(Exercise)
Collect each line of the records containing the string "name".
Material provided start
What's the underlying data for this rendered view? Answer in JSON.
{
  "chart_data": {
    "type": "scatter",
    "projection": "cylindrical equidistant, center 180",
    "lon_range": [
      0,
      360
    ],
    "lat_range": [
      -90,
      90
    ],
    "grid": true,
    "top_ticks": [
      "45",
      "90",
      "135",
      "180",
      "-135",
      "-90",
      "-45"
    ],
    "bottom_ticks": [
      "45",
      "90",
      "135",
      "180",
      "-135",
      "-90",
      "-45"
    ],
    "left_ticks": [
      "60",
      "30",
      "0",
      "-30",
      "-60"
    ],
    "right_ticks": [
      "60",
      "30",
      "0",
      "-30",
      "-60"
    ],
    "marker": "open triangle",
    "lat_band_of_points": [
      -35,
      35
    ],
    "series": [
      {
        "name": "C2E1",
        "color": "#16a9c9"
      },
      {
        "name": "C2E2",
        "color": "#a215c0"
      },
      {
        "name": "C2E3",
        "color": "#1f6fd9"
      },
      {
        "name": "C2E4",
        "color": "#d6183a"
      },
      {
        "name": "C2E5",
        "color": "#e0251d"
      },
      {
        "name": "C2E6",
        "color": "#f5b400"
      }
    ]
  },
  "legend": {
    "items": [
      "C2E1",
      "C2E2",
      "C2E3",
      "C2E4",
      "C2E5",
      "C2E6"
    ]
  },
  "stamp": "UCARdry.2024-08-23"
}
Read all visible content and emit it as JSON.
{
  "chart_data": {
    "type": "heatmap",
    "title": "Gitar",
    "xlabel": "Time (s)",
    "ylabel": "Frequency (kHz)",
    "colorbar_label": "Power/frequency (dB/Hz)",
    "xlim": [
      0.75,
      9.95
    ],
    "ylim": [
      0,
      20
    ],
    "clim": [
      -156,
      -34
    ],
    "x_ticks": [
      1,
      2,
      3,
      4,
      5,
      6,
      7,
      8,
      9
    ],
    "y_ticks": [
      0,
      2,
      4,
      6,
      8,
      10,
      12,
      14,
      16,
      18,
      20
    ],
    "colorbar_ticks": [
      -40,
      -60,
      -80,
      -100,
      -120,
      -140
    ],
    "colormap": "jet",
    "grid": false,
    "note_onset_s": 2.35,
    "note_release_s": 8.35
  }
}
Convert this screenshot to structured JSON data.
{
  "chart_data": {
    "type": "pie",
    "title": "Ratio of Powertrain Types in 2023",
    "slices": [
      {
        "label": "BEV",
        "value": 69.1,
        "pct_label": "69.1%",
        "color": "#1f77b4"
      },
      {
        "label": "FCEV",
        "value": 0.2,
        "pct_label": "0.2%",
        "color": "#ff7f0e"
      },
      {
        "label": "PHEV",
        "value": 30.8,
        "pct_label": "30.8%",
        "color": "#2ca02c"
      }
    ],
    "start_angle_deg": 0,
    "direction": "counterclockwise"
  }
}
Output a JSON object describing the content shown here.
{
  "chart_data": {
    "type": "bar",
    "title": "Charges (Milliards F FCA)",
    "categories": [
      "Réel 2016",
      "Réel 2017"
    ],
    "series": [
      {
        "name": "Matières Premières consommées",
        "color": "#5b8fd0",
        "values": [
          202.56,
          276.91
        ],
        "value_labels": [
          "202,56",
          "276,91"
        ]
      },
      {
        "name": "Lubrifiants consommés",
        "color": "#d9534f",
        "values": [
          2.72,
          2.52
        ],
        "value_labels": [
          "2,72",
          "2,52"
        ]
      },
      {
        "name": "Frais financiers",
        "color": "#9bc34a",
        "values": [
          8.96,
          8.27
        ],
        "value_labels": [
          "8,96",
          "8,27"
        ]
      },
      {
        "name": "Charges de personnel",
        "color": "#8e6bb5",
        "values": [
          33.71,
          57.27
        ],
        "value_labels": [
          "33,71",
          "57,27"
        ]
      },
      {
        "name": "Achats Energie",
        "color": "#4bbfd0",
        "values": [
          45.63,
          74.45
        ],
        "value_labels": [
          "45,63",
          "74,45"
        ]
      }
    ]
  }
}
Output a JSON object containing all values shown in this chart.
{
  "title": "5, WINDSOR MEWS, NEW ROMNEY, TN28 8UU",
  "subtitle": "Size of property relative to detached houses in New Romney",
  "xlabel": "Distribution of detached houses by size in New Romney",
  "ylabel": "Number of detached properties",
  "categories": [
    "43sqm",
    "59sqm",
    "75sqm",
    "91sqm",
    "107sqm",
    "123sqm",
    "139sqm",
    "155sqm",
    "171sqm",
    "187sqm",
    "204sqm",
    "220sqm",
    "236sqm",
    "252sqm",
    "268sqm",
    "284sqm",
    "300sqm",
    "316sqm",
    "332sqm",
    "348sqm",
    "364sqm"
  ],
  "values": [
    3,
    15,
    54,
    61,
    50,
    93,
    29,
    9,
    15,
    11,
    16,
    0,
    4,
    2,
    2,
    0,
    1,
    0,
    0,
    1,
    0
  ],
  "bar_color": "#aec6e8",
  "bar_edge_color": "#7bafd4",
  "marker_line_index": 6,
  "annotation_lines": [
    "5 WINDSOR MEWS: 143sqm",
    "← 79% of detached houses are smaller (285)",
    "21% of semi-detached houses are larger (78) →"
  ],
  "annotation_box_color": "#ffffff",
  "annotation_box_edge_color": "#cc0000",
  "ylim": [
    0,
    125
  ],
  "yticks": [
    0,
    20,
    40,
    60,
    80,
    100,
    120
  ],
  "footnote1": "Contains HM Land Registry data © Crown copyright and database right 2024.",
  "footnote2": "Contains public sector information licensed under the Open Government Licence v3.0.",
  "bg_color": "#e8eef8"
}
Material provided end
(Answer to the problem)
        "name": "C2E1",
        "name": "C2E2",
        "name": "C2E3",
        "name": "C2E4",
        "name": "C2E5",
        "name": "C2E6",
        "name": "Matières Premières consommées",
        "name": "Lubrifiants consommés",
        "name": "Frais financiers",
        "name": "Charges de personnel",
        "name": "Achats Energie",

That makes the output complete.